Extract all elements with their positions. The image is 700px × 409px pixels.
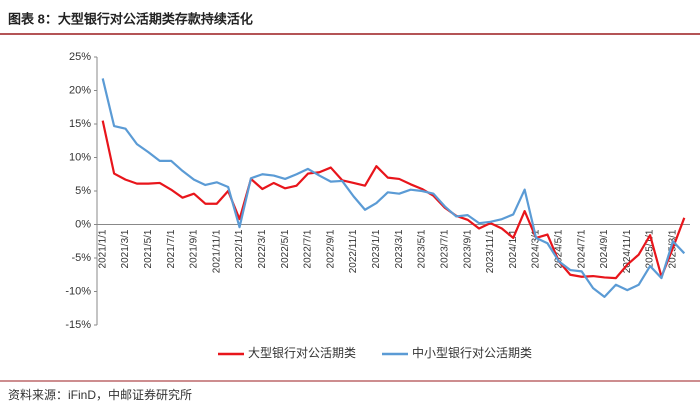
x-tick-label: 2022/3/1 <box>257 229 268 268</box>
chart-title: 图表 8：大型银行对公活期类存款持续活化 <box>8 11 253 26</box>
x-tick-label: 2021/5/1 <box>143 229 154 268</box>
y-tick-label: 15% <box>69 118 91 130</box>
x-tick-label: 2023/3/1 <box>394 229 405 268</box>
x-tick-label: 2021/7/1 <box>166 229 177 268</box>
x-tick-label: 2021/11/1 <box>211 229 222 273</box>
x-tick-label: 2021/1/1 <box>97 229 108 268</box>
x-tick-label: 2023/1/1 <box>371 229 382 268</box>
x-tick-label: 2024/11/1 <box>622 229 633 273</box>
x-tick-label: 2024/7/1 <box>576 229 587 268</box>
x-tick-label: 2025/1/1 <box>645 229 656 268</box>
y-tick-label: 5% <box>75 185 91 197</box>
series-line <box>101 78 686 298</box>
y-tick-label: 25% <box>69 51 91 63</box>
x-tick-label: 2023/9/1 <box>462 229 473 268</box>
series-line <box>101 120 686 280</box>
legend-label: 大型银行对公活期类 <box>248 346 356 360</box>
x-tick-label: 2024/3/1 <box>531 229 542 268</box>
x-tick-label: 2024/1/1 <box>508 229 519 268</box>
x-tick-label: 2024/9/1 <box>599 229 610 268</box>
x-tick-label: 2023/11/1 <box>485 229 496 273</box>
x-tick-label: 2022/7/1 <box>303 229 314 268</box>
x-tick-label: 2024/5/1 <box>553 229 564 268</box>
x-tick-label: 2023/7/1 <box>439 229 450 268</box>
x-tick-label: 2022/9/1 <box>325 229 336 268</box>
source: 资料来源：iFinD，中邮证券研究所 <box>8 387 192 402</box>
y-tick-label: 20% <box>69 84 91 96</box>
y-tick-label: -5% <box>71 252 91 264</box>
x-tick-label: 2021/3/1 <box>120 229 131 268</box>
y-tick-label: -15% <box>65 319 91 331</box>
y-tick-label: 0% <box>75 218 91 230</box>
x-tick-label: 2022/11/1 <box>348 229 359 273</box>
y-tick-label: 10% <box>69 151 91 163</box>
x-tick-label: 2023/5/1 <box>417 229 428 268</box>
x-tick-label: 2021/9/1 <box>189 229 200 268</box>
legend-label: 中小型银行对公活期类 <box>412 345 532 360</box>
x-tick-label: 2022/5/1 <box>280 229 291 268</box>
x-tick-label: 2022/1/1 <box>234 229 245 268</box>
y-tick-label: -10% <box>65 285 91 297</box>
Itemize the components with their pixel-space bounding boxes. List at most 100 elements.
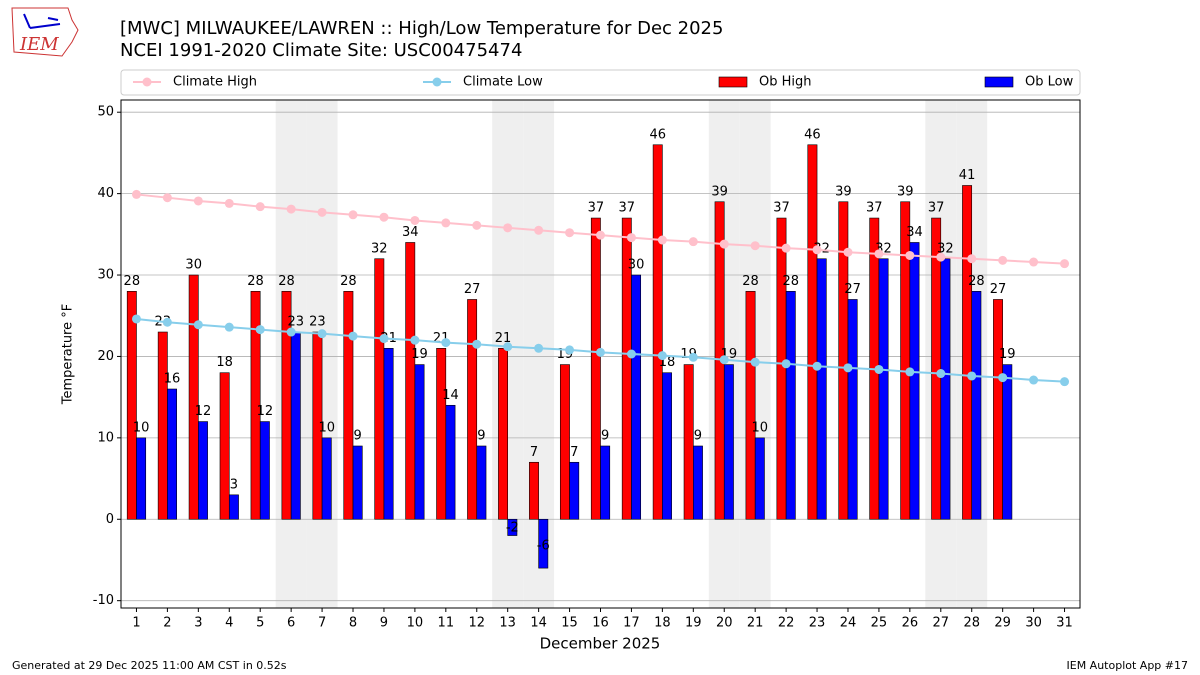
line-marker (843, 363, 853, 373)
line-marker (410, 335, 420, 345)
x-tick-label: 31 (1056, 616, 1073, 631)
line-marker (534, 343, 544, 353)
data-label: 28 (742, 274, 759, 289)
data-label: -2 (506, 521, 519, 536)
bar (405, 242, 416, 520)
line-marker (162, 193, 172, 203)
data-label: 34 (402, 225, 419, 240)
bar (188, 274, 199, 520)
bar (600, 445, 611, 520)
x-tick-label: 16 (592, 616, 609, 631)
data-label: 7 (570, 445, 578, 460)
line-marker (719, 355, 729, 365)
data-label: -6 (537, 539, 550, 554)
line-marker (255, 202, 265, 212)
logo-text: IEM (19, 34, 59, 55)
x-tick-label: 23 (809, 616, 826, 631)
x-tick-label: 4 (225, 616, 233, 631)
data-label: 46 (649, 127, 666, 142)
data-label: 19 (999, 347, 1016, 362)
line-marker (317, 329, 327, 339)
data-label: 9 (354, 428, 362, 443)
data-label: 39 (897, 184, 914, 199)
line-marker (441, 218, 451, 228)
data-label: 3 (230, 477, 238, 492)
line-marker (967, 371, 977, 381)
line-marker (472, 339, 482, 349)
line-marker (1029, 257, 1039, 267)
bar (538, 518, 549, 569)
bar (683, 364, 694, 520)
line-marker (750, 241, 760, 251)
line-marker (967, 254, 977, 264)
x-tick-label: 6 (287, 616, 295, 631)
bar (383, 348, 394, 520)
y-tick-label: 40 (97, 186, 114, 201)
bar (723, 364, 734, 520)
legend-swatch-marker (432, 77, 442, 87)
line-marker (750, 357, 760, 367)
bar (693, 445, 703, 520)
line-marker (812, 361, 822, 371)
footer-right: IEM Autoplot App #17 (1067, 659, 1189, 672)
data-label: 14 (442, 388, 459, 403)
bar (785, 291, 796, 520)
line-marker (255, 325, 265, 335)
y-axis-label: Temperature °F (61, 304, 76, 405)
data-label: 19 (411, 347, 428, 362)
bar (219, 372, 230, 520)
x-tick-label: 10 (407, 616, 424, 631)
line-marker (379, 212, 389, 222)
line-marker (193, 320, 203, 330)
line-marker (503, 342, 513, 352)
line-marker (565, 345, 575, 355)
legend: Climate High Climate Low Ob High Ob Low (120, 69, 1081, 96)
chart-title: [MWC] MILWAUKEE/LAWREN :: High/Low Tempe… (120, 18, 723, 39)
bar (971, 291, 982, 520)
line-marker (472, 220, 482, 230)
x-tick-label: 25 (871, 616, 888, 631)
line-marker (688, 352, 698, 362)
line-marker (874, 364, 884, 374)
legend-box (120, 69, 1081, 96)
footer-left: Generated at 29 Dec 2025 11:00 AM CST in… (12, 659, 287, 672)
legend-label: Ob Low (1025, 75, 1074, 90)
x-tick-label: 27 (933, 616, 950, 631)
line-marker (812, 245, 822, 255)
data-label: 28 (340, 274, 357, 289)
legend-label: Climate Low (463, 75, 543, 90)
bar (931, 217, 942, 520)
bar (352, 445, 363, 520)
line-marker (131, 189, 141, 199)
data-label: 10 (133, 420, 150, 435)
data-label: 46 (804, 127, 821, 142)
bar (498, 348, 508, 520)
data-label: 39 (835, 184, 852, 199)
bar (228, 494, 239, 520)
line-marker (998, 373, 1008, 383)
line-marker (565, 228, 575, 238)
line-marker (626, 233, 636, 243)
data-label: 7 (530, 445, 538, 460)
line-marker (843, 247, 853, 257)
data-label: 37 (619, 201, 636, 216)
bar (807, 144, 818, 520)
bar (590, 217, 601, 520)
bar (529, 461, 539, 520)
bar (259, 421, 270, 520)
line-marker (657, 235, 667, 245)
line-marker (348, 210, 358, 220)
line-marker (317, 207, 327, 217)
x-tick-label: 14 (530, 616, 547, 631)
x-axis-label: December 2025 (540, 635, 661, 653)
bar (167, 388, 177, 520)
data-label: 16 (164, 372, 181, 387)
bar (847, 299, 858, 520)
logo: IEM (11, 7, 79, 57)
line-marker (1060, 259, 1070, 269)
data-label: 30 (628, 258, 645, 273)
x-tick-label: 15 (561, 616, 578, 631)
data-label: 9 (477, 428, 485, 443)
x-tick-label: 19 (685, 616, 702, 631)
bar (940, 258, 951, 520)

•••

◆ What to work on ◆
Reproduce all of the rows above verbatim, leaving out the pictures.

◆ Response to this task ◆
Extract all elements with their positions. The image is 700px × 409px pixels.
x-tick-label: 2022/3/1 <box>257 229 268 268</box>
chart-title: 图表 8：大型银行对公活期类存款持续活化 <box>8 11 253 26</box>
x-tick-label: 2021/5/1 <box>143 229 154 268</box>
y-tick-label: 15% <box>69 118 91 130</box>
x-tick-label: 2023/3/1 <box>394 229 405 268</box>
x-tick-label: 2021/7/1 <box>166 229 177 268</box>
x-tick-label: 2021/11/1 <box>211 229 222 273</box>
x-tick-label: 2021/1/1 <box>97 229 108 268</box>
x-tick-label: 2023/1/1 <box>371 229 382 268</box>
x-tick-label: 2024/11/1 <box>622 229 633 273</box>
x-tick-label: 2024/7/1 <box>576 229 587 268</box>
x-tick-label: 2025/1/1 <box>645 229 656 268</box>
y-tick-label: 5% <box>75 185 91 197</box>
series-line <box>101 78 686 298</box>
y-tick-label: 25% <box>69 51 91 63</box>
x-tick-label: 2023/9/1 <box>462 229 473 268</box>
series-line <box>101 120 686 280</box>
legend-label: 大型银行对公活期类 <box>248 346 356 360</box>
x-tick-label: 2024/3/1 <box>531 229 542 268</box>
x-tick-label: 2024/1/1 <box>508 229 519 268</box>
x-tick-label: 2024/9/1 <box>599 229 610 268</box>
x-tick-label: 2023/11/1 <box>485 229 496 273</box>
x-tick-label: 2022/7/1 <box>303 229 314 268</box>
x-tick-label: 2024/5/1 <box>553 229 564 268</box>
x-tick-label: 2023/7/1 <box>439 229 450 268</box>
x-tick-label: 2022/9/1 <box>325 229 336 268</box>
source: 资料来源：iFinD，中邮证券研究所 <box>8 387 192 402</box>
y-tick-label: 20% <box>69 84 91 96</box>
y-tick-label: -5% <box>71 252 91 264</box>
x-tick-label: 2021/3/1 <box>120 229 131 268</box>
y-tick-label: -15% <box>65 319 91 331</box>
y-tick-label: 0% <box>75 218 91 230</box>
x-tick-label: 2022/11/1 <box>348 229 359 273</box>
y-tick-label: 10% <box>69 151 91 163</box>
x-tick-label: 2023/5/1 <box>417 229 428 268</box>
x-tick-label: 2021/9/1 <box>189 229 200 268</box>
legend-label: 中小型银行对公活期类 <box>412 345 532 360</box>
x-tick-label: 2022/5/1 <box>280 229 291 268</box>
x-tick-label: 2022/1/1 <box>234 229 245 268</box>
y-tick-label: -10% <box>65 285 91 297</box>
Itemize the components with their pixel-space bounding boxes. List at most 100 elements.
line-marker (843, 363, 853, 373)
line-marker (410, 335, 420, 345)
x-tick-label: 31 (1056, 616, 1073, 631)
line-marker (534, 343, 544, 353)
data-label: 28 (742, 274, 759, 289)
data-label: -2 (506, 521, 519, 536)
bar (405, 242, 416, 520)
line-marker (162, 193, 172, 203)
data-label: 34 (402, 225, 419, 240)
bar (188, 274, 199, 520)
bar (600, 445, 611, 520)
x-tick-label: 16 (592, 616, 609, 631)
data-label: 7 (570, 445, 578, 460)
line-marker (719, 355, 729, 365)
data-label: -6 (537, 539, 550, 554)
line-marker (255, 202, 265, 212)
logo-text: IEM (19, 34, 59, 55)
x-tick-label: 23 (809, 616, 826, 631)
x-tick-label: 4 (225, 616, 233, 631)
data-label: 46 (649, 127, 666, 142)
data-label: 19 (999, 347, 1016, 362)
line-marker (317, 329, 327, 339)
data-label: 9 (354, 428, 362, 443)
data-label: 39 (897, 184, 914, 199)
line-marker (441, 218, 451, 228)
data-label: 3 (230, 477, 238, 492)
line-marker (967, 371, 977, 381)
line-marker (472, 339, 482, 349)
line-marker (1029, 257, 1039, 267)
bar (538, 518, 549, 569)
bar (683, 364, 694, 520)
line-marker (750, 241, 760, 251)
line-marker (967, 254, 977, 264)
x-tick-label: 6 (287, 616, 295, 631)
bar (383, 348, 394, 520)
y-tick-label: 40 (97, 186, 114, 201)
bar (723, 364, 734, 520)
legend-swatch-marker (432, 77, 442, 87)
line-marker (750, 357, 760, 367)
bar (693, 445, 703, 520)
line-marker (812, 361, 822, 371)
footer-right: IEM Autoplot App #17 (1067, 659, 1189, 672)
data-label: 14 (442, 388, 459, 403)
bar (785, 291, 796, 520)
line-marker (255, 325, 265, 335)
y-axis-label: Temperature °F (61, 304, 76, 405)
data-label: 19 (411, 347, 428, 362)
bar (219, 372, 230, 520)
x-tick-label: 10 (407, 616, 424, 631)
line-marker (379, 212, 389, 222)
line-marker (193, 320, 203, 330)
line-marker (503, 342, 513, 352)
line-marker (565, 345, 575, 355)
legend: Climate High Climate Low Ob High Ob Low (120, 69, 1081, 96)
chart-title: [MWC] MILWAUKEE/LAWREN :: High/Low Tempe… (120, 18, 723, 39)
bar (971, 291, 982, 520)
line-marker (472, 220, 482, 230)
x-tick-label: 25 (871, 616, 888, 631)
line-marker (688, 352, 698, 362)
line-marker (874, 364, 884, 374)
legend-box (120, 69, 1081, 96)
footer-left: Generated at 29 Dec 2025 11:00 AM CST in… (12, 659, 287, 672)
legend-label: Ob Low (1025, 75, 1074, 90)
x-tick-label: 27 (933, 616, 950, 631)
line-marker (812, 245, 822, 255)
data-label: 28 (340, 274, 357, 289)
legend-label: Climate Low (463, 75, 543, 90)
bar (931, 217, 942, 520)
bar (352, 445, 363, 520)
line-marker (131, 189, 141, 199)
data-label: 10 (133, 420, 150, 435)
data-label: 46 (804, 127, 821, 142)
bar (498, 348, 508, 520)
data-label: 39 (835, 184, 852, 199)
bar (228, 494, 239, 520)
line-marker (998, 373, 1008, 383)
line-marker (565, 228, 575, 238)
line-marker (626, 233, 636, 243)
data-label: 7 (530, 445, 538, 460)
line-marker (843, 247, 853, 257)
data-label: 37 (619, 201, 636, 216)
bar (807, 144, 818, 520)
bar (590, 217, 601, 520)
bar (529, 461, 539, 520)
bar (259, 421, 270, 520)
line-marker (657, 235, 667, 245)
line-marker (348, 210, 358, 220)
line-marker (317, 207, 327, 217)
x-tick-label: 14 (530, 616, 547, 631)
x-axis-label: December 2025 (540, 635, 661, 653)
bar (167, 388, 177, 520)
data-label: 16 (164, 372, 181, 387)
bar (847, 299, 858, 520)
logo: IEM (11, 7, 79, 57)
line-marker (1060, 259, 1070, 269)
data-label: 30 (628, 258, 645, 273)
x-tick-label: 15 (561, 616, 578, 631)
data-label: 9 (477, 428, 485, 443)
x-tick-label: 19 (685, 616, 702, 631)
bar (940, 258, 951, 520)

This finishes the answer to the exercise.